* [EXTRACTED INFORMATION]
○ ○ ○ ○ ○ ○ ○

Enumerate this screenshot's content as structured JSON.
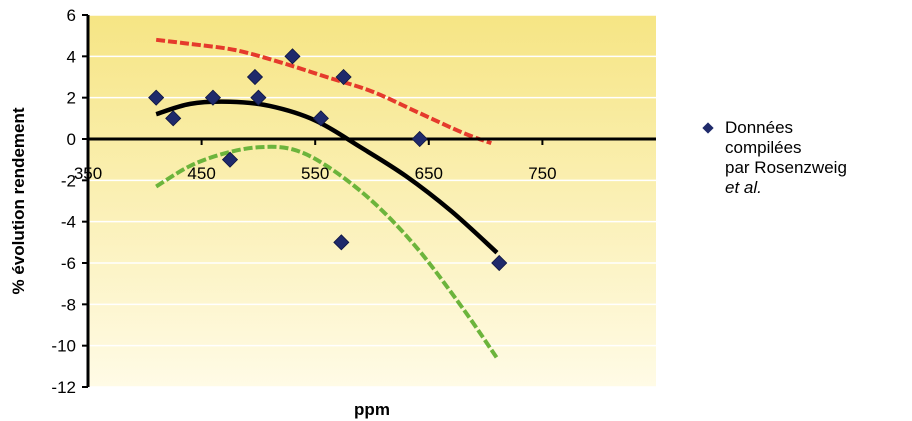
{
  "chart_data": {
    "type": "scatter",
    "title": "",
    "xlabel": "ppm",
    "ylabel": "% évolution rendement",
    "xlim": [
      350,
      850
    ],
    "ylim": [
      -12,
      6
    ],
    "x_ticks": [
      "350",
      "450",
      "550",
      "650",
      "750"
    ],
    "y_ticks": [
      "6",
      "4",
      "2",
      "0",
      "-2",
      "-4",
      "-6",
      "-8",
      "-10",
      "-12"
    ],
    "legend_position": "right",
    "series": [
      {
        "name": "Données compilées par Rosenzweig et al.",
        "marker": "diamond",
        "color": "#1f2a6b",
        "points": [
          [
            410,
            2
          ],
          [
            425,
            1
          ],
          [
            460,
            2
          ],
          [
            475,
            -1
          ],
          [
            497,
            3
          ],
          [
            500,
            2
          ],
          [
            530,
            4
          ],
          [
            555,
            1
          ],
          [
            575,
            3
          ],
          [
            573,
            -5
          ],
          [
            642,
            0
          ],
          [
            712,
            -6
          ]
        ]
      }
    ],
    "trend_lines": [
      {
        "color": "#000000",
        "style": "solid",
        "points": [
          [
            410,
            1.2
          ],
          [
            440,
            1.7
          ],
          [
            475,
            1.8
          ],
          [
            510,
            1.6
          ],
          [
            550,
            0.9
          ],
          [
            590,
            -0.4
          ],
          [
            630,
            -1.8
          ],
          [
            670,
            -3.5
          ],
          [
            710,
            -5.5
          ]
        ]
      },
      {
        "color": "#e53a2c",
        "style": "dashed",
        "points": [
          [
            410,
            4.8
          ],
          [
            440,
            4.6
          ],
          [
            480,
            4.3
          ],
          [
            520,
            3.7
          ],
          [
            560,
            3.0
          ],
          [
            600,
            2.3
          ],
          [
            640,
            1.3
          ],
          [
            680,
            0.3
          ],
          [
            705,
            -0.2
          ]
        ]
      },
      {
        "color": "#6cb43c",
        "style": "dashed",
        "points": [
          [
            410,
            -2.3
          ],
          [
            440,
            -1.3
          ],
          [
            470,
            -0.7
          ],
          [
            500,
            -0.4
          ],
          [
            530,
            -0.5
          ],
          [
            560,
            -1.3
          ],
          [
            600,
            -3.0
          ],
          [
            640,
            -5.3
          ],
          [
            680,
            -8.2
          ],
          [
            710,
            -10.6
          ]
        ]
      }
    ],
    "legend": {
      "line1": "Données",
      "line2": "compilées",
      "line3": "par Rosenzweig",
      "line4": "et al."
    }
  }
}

○ ○ ○ ○ ○ ○ ○

* [DIRECTIVE] Without the pictures, write out the whole listing above exactly as it appears.

* [SOLUTION FOR THIS EXERCISE]
Enumerate this screenshot's content as structured JSON.
{
  "chart_data": {
    "type": "scatter",
    "title": "",
    "xlabel": "ppm",
    "ylabel": "% évolution rendement",
    "xlim": [
      350,
      850
    ],
    "ylim": [
      -12,
      6
    ],
    "x_ticks": [
      "350",
      "450",
      "550",
      "650",
      "750"
    ],
    "y_ticks": [
      "6",
      "4",
      "2",
      "0",
      "-2",
      "-4",
      "-6",
      "-8",
      "-10",
      "-12"
    ],
    "legend_position": "right",
    "series": [
      {
        "name": "Données compilées par Rosenzweig et al.",
        "marker": "diamond",
        "color": "#1f2a6b",
        "points": [
          [
            410,
            2
          ],
          [
            425,
            1
          ],
          [
            460,
            2
          ],
          [
            475,
            -1
          ],
          [
            497,
            3
          ],
          [
            500,
            2
          ],
          [
            530,
            4
          ],
          [
            555,
            1
          ],
          [
            575,
            3
          ],
          [
            573,
            -5
          ],
          [
            642,
            0
          ],
          [
            712,
            -6
          ]
        ]
      }
    ],
    "trend_lines": [
      {
        "color": "#000000",
        "style": "solid",
        "points": [
          [
            410,
            1.2
          ],
          [
            440,
            1.7
          ],
          [
            475,
            1.8
          ],
          [
            510,
            1.6
          ],
          [
            550,
            0.9
          ],
          [
            590,
            -0.4
          ],
          [
            630,
            -1.8
          ],
          [
            670,
            -3.5
          ],
          [
            710,
            -5.5
          ]
        ]
      },
      {
        "color": "#e53a2c",
        "style": "dashed",
        "points": [
          [
            410,
            4.8
          ],
          [
            440,
            4.6
          ],
          [
            480,
            4.3
          ],
          [
            520,
            3.7
          ],
          [
            560,
            3.0
          ],
          [
            600,
            2.3
          ],
          [
            640,
            1.3
          ],
          [
            680,
            0.3
          ],
          [
            705,
            -0.2
          ]
        ]
      },
      {
        "color": "#6cb43c",
        "style": "dashed",
        "points": [
          [
            410,
            -2.3
          ],
          [
            440,
            -1.3
          ],
          [
            470,
            -0.7
          ],
          [
            500,
            -0.4
          ],
          [
            530,
            -0.5
          ],
          [
            560,
            -1.3
          ],
          [
            600,
            -3.0
          ],
          [
            640,
            -5.3
          ],
          [
            680,
            -8.2
          ],
          [
            710,
            -10.6
          ]
        ]
      }
    ],
    "legend": {
      "line1": "Données",
      "line2": "compilées",
      "line3": "par Rosenzweig",
      "line4": "et al."
    }
  }
}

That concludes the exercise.